> Stated problem:
Look through the data below and count each line where the word "Accumulated" appears. Reply with the count alone.

> Given records:

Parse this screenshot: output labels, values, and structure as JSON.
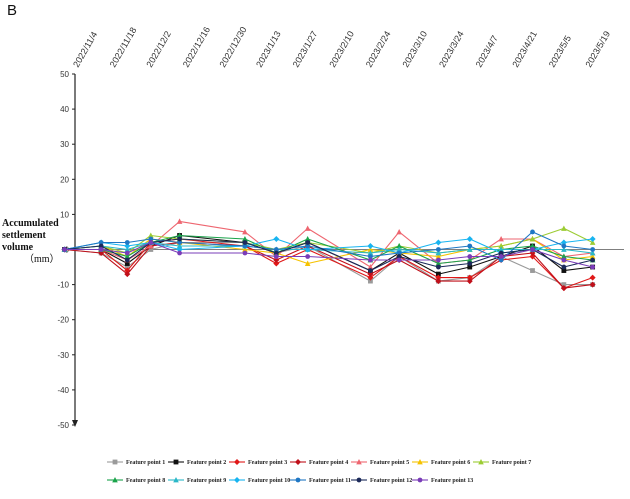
{
  "figure": {
    "panel_letter": "B",
    "ylabel_line1": "Accumulated",
    "ylabel_line2": "settlement volume",
    "ylabel_unit": "（mm）"
  },
  "chart_data": {
    "type": "line",
    "title": "",
    "xlabel": "",
    "ylabel": "Accumulated settlement volume (mm)",
    "ylim": [
      -50,
      50
    ],
    "yticks": [
      50,
      40,
      30,
      20,
      10,
      0,
      -10,
      -20,
      -30,
      -40,
      -50
    ],
    "grid": false,
    "legend_position": "bottom",
    "tick_labels": [
      "2022/11/4",
      "2022/11/18",
      "2022/12/2",
      "2022/12/16",
      "2022/12/30",
      "2023/1/13",
      "2023/1/27",
      "2023/2/10",
      "2023/2/24",
      "2023/3/10",
      "2023/3/24",
      "2023/4/7",
      "2023/4/21",
      "2023/5/5",
      "2023/5/19"
    ],
    "x_range": [
      "2022-11-04",
      "2023-06-02"
    ],
    "series": [
      {
        "name": "Feature point 1",
        "color": "#9a9a9a",
        "marker": "square",
        "points": [
          [
            "2022-10-31",
            0
          ],
          [
            "2022-11-14",
            -1
          ],
          [
            "2022-11-24",
            -5
          ],
          [
            "2022-12-03",
            0
          ],
          [
            "2022-12-14",
            2
          ],
          [
            "2023-01-08",
            2
          ],
          [
            "2023-01-20",
            -1
          ],
          [
            "2023-02-01",
            1
          ],
          [
            "2023-02-25",
            -9
          ],
          [
            "2023-03-08",
            -2
          ],
          [
            "2023-03-23",
            -9
          ],
          [
            "2023-04-04",
            -8
          ],
          [
            "2023-04-16",
            -2
          ],
          [
            "2023-04-28",
            -6
          ],
          [
            "2023-05-10",
            -10
          ],
          [
            "2023-05-21",
            -10
          ]
        ]
      },
      {
        "name": "Feature point 2",
        "color": "#111111",
        "marker": "square",
        "points": [
          [
            "2022-10-31",
            0
          ],
          [
            "2022-11-14",
            0
          ],
          [
            "2022-11-24",
            -4
          ],
          [
            "2022-12-03",
            1
          ],
          [
            "2022-12-14",
            4
          ],
          [
            "2023-01-08",
            2
          ],
          [
            "2023-01-20",
            -1
          ],
          [
            "2023-02-01",
            2
          ],
          [
            "2023-02-25",
            -6
          ],
          [
            "2023-03-08",
            -1
          ],
          [
            "2023-03-23",
            -7
          ],
          [
            "2023-04-04",
            -5
          ],
          [
            "2023-04-16",
            -2
          ],
          [
            "2023-04-28",
            1
          ],
          [
            "2023-05-10",
            -6
          ],
          [
            "2023-05-21",
            -5
          ]
        ]
      },
      {
        "name": "Feature point 3",
        "color": "#e01818",
        "marker": "diamond",
        "points": [
          [
            "2022-10-31",
            0
          ],
          [
            "2022-11-14",
            0
          ],
          [
            "2022-11-24",
            -6
          ],
          [
            "2022-12-03",
            2
          ],
          [
            "2022-12-14",
            3
          ],
          [
            "2023-01-08",
            1
          ],
          [
            "2023-01-20",
            -4
          ],
          [
            "2023-02-01",
            0
          ],
          [
            "2023-02-25",
            -8
          ],
          [
            "2023-03-08",
            -2
          ],
          [
            "2023-03-23",
            -8
          ],
          [
            "2023-04-04",
            -8
          ],
          [
            "2023-04-16",
            -3
          ],
          [
            "2023-04-28",
            -2
          ],
          [
            "2023-05-10",
            -11
          ],
          [
            "2023-05-21",
            -8
          ]
        ]
      },
      {
        "name": "Feature point 4",
        "color": "#c0101a",
        "marker": "diamond",
        "points": [
          [
            "2022-10-31",
            0
          ],
          [
            "2022-11-14",
            -1
          ],
          [
            "2022-11-24",
            -7
          ],
          [
            "2022-12-03",
            1
          ],
          [
            "2022-12-14",
            2
          ],
          [
            "2023-01-08",
            1
          ],
          [
            "2023-01-20",
            -3
          ],
          [
            "2023-02-01",
            1
          ],
          [
            "2023-02-25",
            -7
          ],
          [
            "2023-03-08",
            -3
          ],
          [
            "2023-03-23",
            -9
          ],
          [
            "2023-04-04",
            -9
          ],
          [
            "2023-04-16",
            -2
          ],
          [
            "2023-04-28",
            -1
          ],
          [
            "2023-05-10",
            -11
          ],
          [
            "2023-05-21",
            -10
          ]
        ]
      },
      {
        "name": "Feature point 5",
        "color": "#ee6670",
        "marker": "triangle",
        "points": [
          [
            "2022-10-31",
            0
          ],
          [
            "2022-11-14",
            0
          ],
          [
            "2022-11-24",
            -3
          ],
          [
            "2022-12-03",
            1
          ],
          [
            "2022-12-14",
            8
          ],
          [
            "2023-01-08",
            5
          ],
          [
            "2023-01-20",
            -2
          ],
          [
            "2023-02-01",
            6
          ],
          [
            "2023-02-25",
            -5
          ],
          [
            "2023-03-08",
            5
          ],
          [
            "2023-03-23",
            -4
          ],
          [
            "2023-04-04",
            -3
          ],
          [
            "2023-04-16",
            3
          ],
          [
            "2023-04-28",
            3
          ],
          [
            "2023-05-10",
            -2
          ],
          [
            "2023-05-21",
            -1
          ]
        ]
      },
      {
        "name": "Feature point 6",
        "color": "#f5c200",
        "marker": "triangle",
        "points": [
          [
            "2022-10-31",
            0
          ],
          [
            "2022-11-14",
            1
          ],
          [
            "2022-11-24",
            -2
          ],
          [
            "2022-12-03",
            3
          ],
          [
            "2022-12-14",
            2
          ],
          [
            "2023-01-08",
            0
          ],
          [
            "2023-01-20",
            -1
          ],
          [
            "2023-02-01",
            -4
          ],
          [
            "2023-02-25",
            0
          ],
          [
            "2023-03-08",
            -1
          ],
          [
            "2023-03-23",
            -2
          ],
          [
            "2023-04-04",
            0
          ],
          [
            "2023-04-16",
            1
          ],
          [
            "2023-04-28",
            3
          ],
          [
            "2023-05-10",
            -3
          ],
          [
            "2023-05-21",
            -2
          ]
        ]
      },
      {
        "name": "Feature point 7",
        "color": "#9ccc33",
        "marker": "triangle",
        "points": [
          [
            "2022-10-31",
            0
          ],
          [
            "2022-11-14",
            1
          ],
          [
            "2022-11-24",
            -1
          ],
          [
            "2022-12-03",
            4
          ],
          [
            "2022-12-14",
            3
          ],
          [
            "2023-01-08",
            2
          ],
          [
            "2023-01-20",
            0
          ],
          [
            "2023-02-01",
            2
          ],
          [
            "2023-02-25",
            -1
          ],
          [
            "2023-03-08",
            1
          ],
          [
            "2023-03-23",
            -1
          ],
          [
            "2023-04-04",
            0
          ],
          [
            "2023-04-16",
            1
          ],
          [
            "2023-04-28",
            3
          ],
          [
            "2023-05-10",
            6
          ],
          [
            "2023-05-21",
            2
          ]
        ]
      },
      {
        "name": "Feature point 8",
        "color": "#1aa34a",
        "marker": "triangle",
        "points": [
          [
            "2022-10-31",
            0
          ],
          [
            "2022-11-14",
            0
          ],
          [
            "2022-11-24",
            -2
          ],
          [
            "2022-12-03",
            2
          ],
          [
            "2022-12-14",
            4
          ],
          [
            "2023-01-08",
            3
          ],
          [
            "2023-01-20",
            -1
          ],
          [
            "2023-02-01",
            3
          ],
          [
            "2023-02-25",
            -3
          ],
          [
            "2023-03-08",
            1
          ],
          [
            "2023-03-23",
            -4
          ],
          [
            "2023-04-04",
            -3
          ],
          [
            "2023-04-16",
            0
          ],
          [
            "2023-04-28",
            1
          ],
          [
            "2023-05-10",
            -2
          ],
          [
            "2023-05-21",
            -3
          ]
        ]
      },
      {
        "name": "Feature point 9",
        "color": "#2bb8c8",
        "marker": "triangle",
        "points": [
          [
            "2022-10-31",
            0
          ],
          [
            "2022-11-14",
            1
          ],
          [
            "2022-11-24",
            0
          ],
          [
            "2022-12-03",
            2
          ],
          [
            "2022-12-14",
            1
          ],
          [
            "2023-01-08",
            1
          ],
          [
            "2023-01-20",
            0
          ],
          [
            "2023-02-01",
            0
          ],
          [
            "2023-02-25",
            -1
          ],
          [
            "2023-03-08",
            0
          ],
          [
            "2023-03-23",
            -1
          ],
          [
            "2023-04-04",
            0
          ],
          [
            "2023-04-16",
            0
          ],
          [
            "2023-04-28",
            0
          ],
          [
            "2023-05-10",
            0
          ],
          [
            "2023-05-21",
            -1
          ]
        ]
      },
      {
        "name": "Feature point 10",
        "color": "#18b4f0",
        "marker": "diamond",
        "points": [
          [
            "2022-10-31",
            0
          ],
          [
            "2022-11-14",
            2
          ],
          [
            "2022-11-24",
            1
          ],
          [
            "2022-12-03",
            2
          ],
          [
            "2022-12-14",
            0
          ],
          [
            "2023-01-08",
            1
          ],
          [
            "2023-01-20",
            3
          ],
          [
            "2023-02-01",
            0
          ],
          [
            "2023-02-25",
            1
          ],
          [
            "2023-03-08",
            -1
          ],
          [
            "2023-03-23",
            2
          ],
          [
            "2023-04-04",
            3
          ],
          [
            "2023-04-16",
            -1
          ],
          [
            "2023-04-28",
            0
          ],
          [
            "2023-05-10",
            2
          ],
          [
            "2023-05-21",
            3
          ]
        ]
      },
      {
        "name": "Feature point 11",
        "color": "#1f77c4",
        "marker": "circle",
        "points": [
          [
            "2022-10-31",
            0
          ],
          [
            "2022-11-14",
            2
          ],
          [
            "2022-11-24",
            2
          ],
          [
            "2022-12-03",
            3
          ],
          [
            "2022-12-14",
            2
          ],
          [
            "2023-01-08",
            1
          ],
          [
            "2023-01-20",
            0
          ],
          [
            "2023-02-01",
            1
          ],
          [
            "2023-02-25",
            -2
          ],
          [
            "2023-03-08",
            -1
          ],
          [
            "2023-03-23",
            0
          ],
          [
            "2023-04-04",
            1
          ],
          [
            "2023-04-16",
            -3
          ],
          [
            "2023-04-28",
            5
          ],
          [
            "2023-05-10",
            1
          ],
          [
            "2023-05-21",
            0
          ]
        ]
      },
      {
        "name": "Feature point 12",
        "color": "#1c2a5a",
        "marker": "circle",
        "points": [
          [
            "2022-10-31",
            0
          ],
          [
            "2022-11-14",
            1
          ],
          [
            "2022-11-24",
            -3
          ],
          [
            "2022-12-03",
            2
          ],
          [
            "2022-12-14",
            3
          ],
          [
            "2023-01-08",
            2
          ],
          [
            "2023-01-20",
            -1
          ],
          [
            "2023-02-01",
            2
          ],
          [
            "2023-02-25",
            -6
          ],
          [
            "2023-03-08",
            -2
          ],
          [
            "2023-03-23",
            -5
          ],
          [
            "2023-04-04",
            -4
          ],
          [
            "2023-04-16",
            -1
          ],
          [
            "2023-04-28",
            0
          ],
          [
            "2023-05-10",
            -5
          ],
          [
            "2023-05-21",
            -3
          ]
        ]
      },
      {
        "name": "Feature point 13",
        "color": "#7a3db8",
        "marker": "circle",
        "points": [
          [
            "2022-10-31",
            0
          ],
          [
            "2022-11-14",
            0
          ],
          [
            "2022-11-24",
            -1
          ],
          [
            "2022-12-03",
            2
          ],
          [
            "2022-12-14",
            -1
          ],
          [
            "2023-01-08",
            -1
          ],
          [
            "2023-01-20",
            -2
          ],
          [
            "2023-02-01",
            -2
          ],
          [
            "2023-02-25",
            -3
          ],
          [
            "2023-03-08",
            -3
          ],
          [
            "2023-03-23",
            -3
          ],
          [
            "2023-04-04",
            -2
          ],
          [
            "2023-04-16",
            -2
          ],
          [
            "2023-04-28",
            0
          ],
          [
            "2023-05-10",
            -3
          ],
          [
            "2023-05-21",
            -5
          ]
        ]
      }
    ]
  }
}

> Final result:
2